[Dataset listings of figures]
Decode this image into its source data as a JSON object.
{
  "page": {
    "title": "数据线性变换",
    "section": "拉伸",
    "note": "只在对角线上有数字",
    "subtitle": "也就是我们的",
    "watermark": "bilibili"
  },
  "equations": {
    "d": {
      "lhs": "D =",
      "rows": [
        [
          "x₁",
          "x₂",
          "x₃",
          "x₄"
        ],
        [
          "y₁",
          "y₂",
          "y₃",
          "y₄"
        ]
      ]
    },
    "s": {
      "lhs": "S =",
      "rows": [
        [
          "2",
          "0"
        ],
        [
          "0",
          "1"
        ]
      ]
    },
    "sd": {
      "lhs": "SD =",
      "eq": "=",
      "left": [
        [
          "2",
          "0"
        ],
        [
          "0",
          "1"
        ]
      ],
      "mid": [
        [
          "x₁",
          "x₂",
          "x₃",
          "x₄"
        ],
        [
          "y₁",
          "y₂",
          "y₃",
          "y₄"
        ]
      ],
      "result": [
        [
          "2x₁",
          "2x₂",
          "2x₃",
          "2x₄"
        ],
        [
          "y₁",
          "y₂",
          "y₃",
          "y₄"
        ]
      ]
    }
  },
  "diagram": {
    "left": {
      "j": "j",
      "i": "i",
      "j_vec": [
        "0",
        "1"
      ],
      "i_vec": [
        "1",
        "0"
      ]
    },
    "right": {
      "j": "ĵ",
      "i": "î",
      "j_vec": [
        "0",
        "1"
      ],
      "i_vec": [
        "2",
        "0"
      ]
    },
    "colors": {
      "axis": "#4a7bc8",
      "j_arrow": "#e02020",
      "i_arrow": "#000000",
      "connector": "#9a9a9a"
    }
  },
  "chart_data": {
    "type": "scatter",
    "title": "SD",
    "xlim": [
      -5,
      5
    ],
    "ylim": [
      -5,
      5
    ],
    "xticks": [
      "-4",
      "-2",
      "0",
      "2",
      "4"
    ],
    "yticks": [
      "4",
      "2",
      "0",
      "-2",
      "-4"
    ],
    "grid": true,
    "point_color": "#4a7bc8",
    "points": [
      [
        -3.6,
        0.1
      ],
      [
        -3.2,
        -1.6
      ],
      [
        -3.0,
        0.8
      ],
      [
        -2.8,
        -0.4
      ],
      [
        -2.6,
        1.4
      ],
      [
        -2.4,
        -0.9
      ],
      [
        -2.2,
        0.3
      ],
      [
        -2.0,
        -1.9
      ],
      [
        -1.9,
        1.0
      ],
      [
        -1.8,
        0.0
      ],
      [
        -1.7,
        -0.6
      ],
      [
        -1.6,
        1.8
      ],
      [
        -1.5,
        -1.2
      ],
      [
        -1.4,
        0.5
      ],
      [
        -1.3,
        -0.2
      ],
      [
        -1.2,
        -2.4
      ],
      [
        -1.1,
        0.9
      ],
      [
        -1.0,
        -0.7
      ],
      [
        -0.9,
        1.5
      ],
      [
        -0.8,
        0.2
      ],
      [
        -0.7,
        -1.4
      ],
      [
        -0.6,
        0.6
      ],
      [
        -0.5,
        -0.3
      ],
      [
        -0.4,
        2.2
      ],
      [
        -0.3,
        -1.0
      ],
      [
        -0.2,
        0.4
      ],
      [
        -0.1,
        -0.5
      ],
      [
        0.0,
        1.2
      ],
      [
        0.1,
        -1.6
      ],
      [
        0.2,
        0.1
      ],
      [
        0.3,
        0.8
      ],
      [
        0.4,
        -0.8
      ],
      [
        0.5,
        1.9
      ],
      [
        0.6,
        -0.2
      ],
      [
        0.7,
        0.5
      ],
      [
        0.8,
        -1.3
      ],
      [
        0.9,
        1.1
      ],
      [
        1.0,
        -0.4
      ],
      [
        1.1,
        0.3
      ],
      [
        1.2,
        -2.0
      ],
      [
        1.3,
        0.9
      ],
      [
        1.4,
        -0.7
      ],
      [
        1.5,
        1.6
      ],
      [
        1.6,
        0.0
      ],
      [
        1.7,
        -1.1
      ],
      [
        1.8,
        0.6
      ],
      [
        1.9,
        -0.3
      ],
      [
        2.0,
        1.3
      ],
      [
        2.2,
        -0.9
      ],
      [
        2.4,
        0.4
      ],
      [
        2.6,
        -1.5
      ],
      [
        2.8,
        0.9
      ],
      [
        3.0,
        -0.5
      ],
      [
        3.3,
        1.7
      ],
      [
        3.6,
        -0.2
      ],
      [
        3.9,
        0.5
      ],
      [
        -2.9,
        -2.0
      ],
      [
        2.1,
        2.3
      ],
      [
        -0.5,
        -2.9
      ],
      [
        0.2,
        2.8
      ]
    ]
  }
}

## Written request:
Copy out each record from above, exactly.

## Reply to the task:
Decode this image into its source data as a JSON object.
{
  "page": {
    "title": "数据线性变换",
    "section": "拉伸",
    "note": "只在对角线上有数字",
    "subtitle": "也就是我们的",
    "watermark": "bilibili"
  },
  "equations": {
    "d": {
      "lhs": "D =",
      "rows": [
        [
          "x₁",
          "x₂",
          "x₃",
          "x₄"
        ],
        [
          "y₁",
          "y₂",
          "y₃",
          "y₄"
        ]
      ]
    },
    "s": {
      "lhs": "S =",
      "rows": [
        [
          "2",
          "0"
        ],
        [
          "0",
          "1"
        ]
      ]
    },
    "sd": {
      "lhs": "SD =",
      "eq": "=",
      "left": [
        [
          "2",
          "0"
        ],
        [
          "0",
          "1"
        ]
      ],
      "mid": [
        [
          "x₁",
          "x₂",
          "x₃",
          "x₄"
        ],
        [
          "y₁",
          "y₂",
          "y₃",
          "y₄"
        ]
      ],
      "result": [
        [
          "2x₁",
          "2x₂",
          "2x₃",
          "2x₄"
        ],
        [
          "y₁",
          "y₂",
          "y₃",
          "y₄"
        ]
      ]
    }
  },
  "diagram": {
    "left": {
      "j": "j",
      "i": "i",
      "j_vec": [
        "0",
        "1"
      ],
      "i_vec": [
        "1",
        "0"
      ]
    },
    "right": {
      "j": "ĵ",
      "i": "î",
      "j_vec": [
        "0",
        "1"
      ],
      "i_vec": [
        "2",
        "0"
      ]
    },
    "colors": {
      "axis": "#4a7bc8",
      "j_arrow": "#e02020",
      "i_arrow": "#000000",
      "connector": "#9a9a9a"
    }
  },
  "chart_data": {
    "type": "scatter",
    "title": "SD",
    "xlim": [
      -5,
      5
    ],
    "ylim": [
      -5,
      5
    ],
    "xticks": [
      "-4",
      "-2",
      "0",
      "2",
      "4"
    ],
    "yticks": [
      "4",
      "2",
      "0",
      "-2",
      "-4"
    ],
    "grid": true,
    "point_color": "#4a7bc8",
    "points": [
      [
        -3.6,
        0.1
      ],
      [
        -3.2,
        -1.6
      ],
      [
        -3.0,
        0.8
      ],
      [
        -2.8,
        -0.4
      ],
      [
        -2.6,
        1.4
      ],
      [
        -2.4,
        -0.9
      ],
      [
        -2.2,
        0.3
      ],
      [
        -2.0,
        -1.9
      ],
      [
        -1.9,
        1.0
      ],
      [
        -1.8,
        0.0
      ],
      [
        -1.7,
        -0.6
      ],
      [
        -1.6,
        1.8
      ],
      [
        -1.5,
        -1.2
      ],
      [
        -1.4,
        0.5
      ],
      [
        -1.3,
        -0.2
      ],
      [
        -1.2,
        -2.4
      ],
      [
        -1.1,
        0.9
      ],
      [
        -1.0,
        -0.7
      ],
      [
        -0.9,
        1.5
      ],
      [
        -0.8,
        0.2
      ],
      [
        -0.7,
        -1.4
      ],
      [
        -0.6,
        0.6
      ],
      [
        -0.5,
        -0.3
      ],
      [
        -0.4,
        2.2
      ],
      [
        -0.3,
        -1.0
      ],
      [
        -0.2,
        0.4
      ],
      [
        -0.1,
        -0.5
      ],
      [
        0.0,
        1.2
      ],
      [
        0.1,
        -1.6
      ],
      [
        0.2,
        0.1
      ],
      [
        0.3,
        0.8
      ],
      [
        0.4,
        -0.8
      ],
      [
        0.5,
        1.9
      ],
      [
        0.6,
        -0.2
      ],
      [
        0.7,
        0.5
      ],
      [
        0.8,
        -1.3
      ],
      [
        0.9,
        1.1
      ],
      [
        1.0,
        -0.4
      ],
      [
        1.1,
        0.3
      ],
      [
        1.2,
        -2.0
      ],
      [
        1.3,
        0.9
      ],
      [
        1.4,
        -0.7
      ],
      [
        1.5,
        1.6
      ],
      [
        1.6,
        0.0
      ],
      [
        1.7,
        -1.1
      ],
      [
        1.8,
        0.6
      ],
      [
        1.9,
        -0.3
      ],
      [
        2.0,
        1.3
      ],
      [
        2.2,
        -0.9
      ],
      [
        2.4,
        0.4
      ],
      [
        2.6,
        -1.5
      ],
      [
        2.8,
        0.9
      ],
      [
        3.0,
        -0.5
      ],
      [
        3.3,
        1.7
      ],
      [
        3.6,
        -0.2
      ],
      [
        3.9,
        0.5
      ],
      [
        -2.9,
        -2.0
      ],
      [
        2.1,
        2.3
      ],
      [
        -0.5,
        -2.9
      ],
      [
        0.2,
        2.8
      ]
    ]
  }
}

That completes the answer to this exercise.